REQUIRED TASK -> Of the lines in the entries below, state how many hold the word "title". Say nothing else.

DATASET RECORDS ->
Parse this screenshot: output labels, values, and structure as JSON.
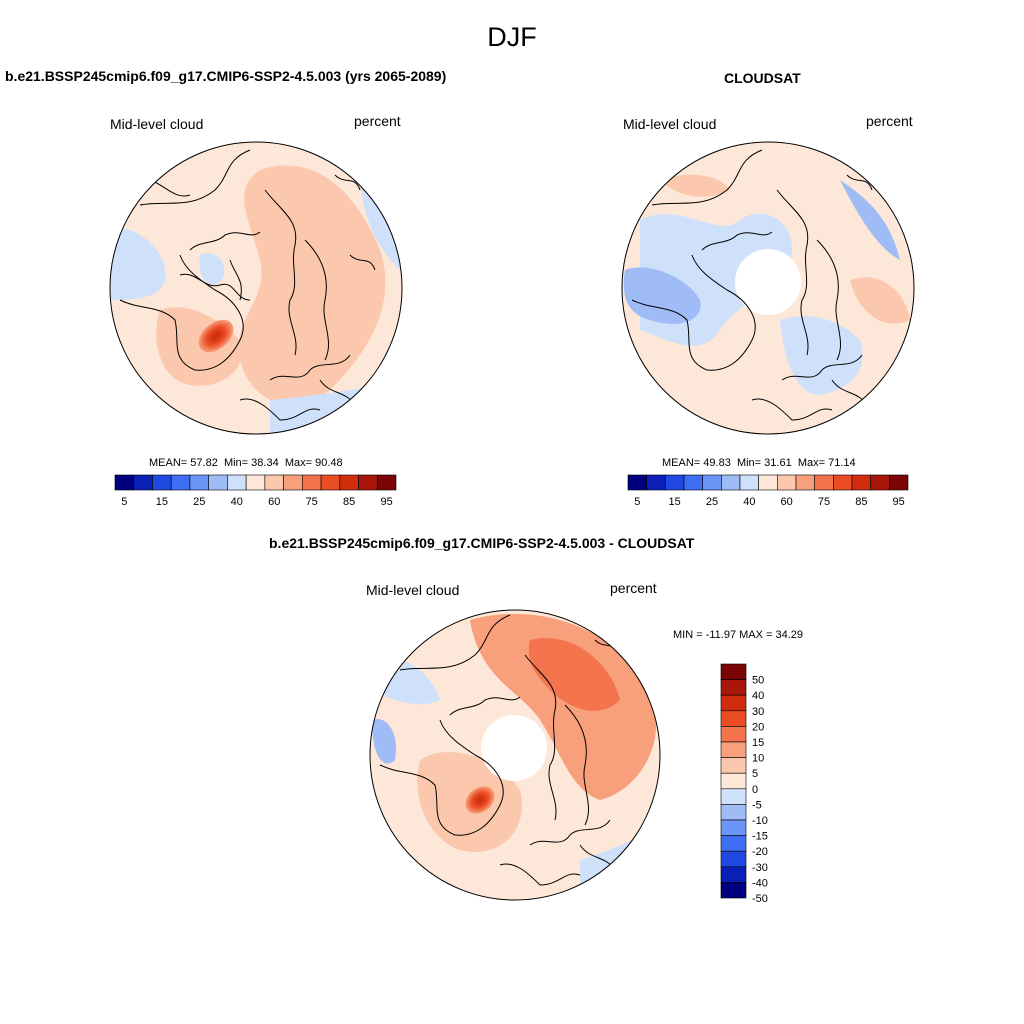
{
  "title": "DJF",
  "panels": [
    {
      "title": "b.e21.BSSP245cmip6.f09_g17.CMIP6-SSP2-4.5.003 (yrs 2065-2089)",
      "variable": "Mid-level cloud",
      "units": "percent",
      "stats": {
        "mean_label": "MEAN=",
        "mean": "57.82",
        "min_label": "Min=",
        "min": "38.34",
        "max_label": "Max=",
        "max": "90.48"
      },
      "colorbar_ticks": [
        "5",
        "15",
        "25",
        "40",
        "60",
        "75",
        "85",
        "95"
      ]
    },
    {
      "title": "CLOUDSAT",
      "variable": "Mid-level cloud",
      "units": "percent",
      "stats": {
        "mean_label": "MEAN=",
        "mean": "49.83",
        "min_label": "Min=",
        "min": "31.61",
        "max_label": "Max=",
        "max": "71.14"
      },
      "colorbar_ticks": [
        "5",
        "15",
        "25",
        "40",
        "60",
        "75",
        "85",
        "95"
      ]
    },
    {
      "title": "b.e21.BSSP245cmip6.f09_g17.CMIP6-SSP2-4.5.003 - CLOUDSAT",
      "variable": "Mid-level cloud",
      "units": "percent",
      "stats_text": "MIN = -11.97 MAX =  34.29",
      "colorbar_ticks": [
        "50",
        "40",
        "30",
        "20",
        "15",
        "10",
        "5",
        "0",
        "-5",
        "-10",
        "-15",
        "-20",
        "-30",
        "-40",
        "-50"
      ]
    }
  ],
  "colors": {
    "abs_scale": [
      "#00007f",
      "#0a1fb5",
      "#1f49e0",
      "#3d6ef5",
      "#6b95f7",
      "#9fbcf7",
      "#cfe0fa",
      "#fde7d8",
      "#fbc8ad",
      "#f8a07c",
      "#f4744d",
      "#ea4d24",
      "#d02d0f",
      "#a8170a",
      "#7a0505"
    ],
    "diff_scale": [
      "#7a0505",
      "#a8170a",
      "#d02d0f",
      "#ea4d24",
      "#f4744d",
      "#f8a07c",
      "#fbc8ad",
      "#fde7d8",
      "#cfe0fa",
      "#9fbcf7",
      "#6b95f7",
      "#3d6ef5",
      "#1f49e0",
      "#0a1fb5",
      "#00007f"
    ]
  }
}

---

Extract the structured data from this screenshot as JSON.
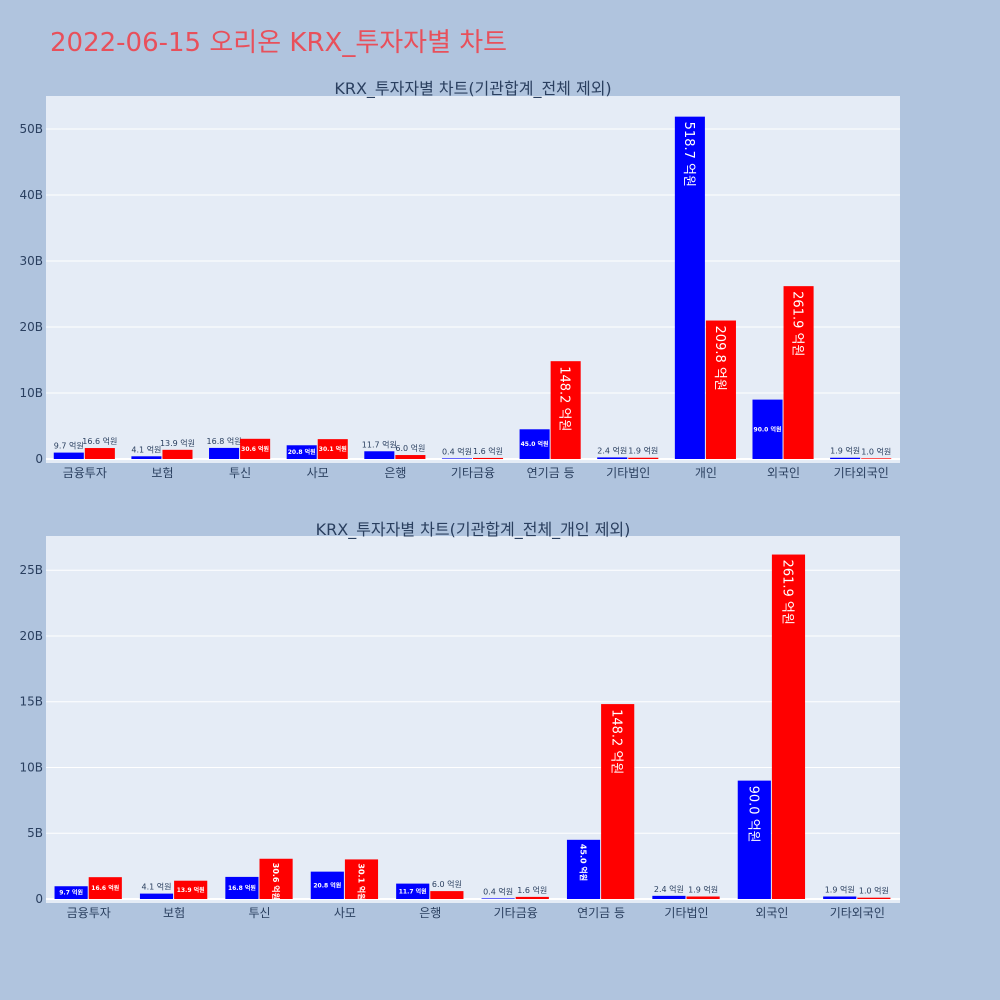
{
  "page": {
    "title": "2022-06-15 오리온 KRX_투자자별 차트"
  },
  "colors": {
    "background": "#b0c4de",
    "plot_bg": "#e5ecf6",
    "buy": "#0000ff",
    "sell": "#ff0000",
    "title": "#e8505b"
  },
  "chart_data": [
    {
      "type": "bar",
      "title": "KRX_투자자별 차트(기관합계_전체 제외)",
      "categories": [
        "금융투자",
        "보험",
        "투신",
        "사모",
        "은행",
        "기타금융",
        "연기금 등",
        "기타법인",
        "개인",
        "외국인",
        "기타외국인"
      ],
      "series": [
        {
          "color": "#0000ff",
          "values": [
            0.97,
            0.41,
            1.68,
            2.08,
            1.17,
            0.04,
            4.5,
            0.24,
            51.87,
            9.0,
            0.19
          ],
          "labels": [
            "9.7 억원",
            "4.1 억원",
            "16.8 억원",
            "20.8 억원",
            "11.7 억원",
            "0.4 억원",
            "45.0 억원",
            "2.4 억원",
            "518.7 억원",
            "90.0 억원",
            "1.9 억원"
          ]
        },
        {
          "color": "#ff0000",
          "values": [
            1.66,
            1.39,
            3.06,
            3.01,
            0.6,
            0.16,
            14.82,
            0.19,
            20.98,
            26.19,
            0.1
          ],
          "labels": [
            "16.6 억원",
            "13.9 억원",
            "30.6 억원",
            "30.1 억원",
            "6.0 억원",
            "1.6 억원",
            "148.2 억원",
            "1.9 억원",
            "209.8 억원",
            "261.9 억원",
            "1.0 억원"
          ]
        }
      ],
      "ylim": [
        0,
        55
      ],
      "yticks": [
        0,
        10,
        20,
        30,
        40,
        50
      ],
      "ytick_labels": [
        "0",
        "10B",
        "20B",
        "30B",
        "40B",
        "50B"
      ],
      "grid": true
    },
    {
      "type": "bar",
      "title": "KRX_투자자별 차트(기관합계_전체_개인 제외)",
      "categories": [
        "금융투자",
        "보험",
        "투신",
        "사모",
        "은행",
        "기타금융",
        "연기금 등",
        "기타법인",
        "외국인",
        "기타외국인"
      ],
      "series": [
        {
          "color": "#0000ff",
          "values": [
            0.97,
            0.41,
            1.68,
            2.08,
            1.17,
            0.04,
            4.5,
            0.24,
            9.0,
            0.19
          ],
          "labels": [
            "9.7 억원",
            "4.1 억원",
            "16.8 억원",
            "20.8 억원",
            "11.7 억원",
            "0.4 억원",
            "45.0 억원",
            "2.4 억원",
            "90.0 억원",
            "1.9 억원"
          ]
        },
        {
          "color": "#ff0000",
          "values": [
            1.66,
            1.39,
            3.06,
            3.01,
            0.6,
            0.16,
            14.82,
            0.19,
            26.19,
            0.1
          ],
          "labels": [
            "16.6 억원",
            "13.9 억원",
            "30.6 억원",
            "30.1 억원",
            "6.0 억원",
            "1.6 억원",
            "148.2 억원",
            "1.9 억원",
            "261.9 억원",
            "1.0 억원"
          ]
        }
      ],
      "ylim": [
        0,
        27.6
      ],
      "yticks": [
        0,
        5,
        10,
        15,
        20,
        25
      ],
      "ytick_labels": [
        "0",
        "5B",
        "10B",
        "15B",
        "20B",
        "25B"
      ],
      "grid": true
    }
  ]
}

THE RESULT -> 8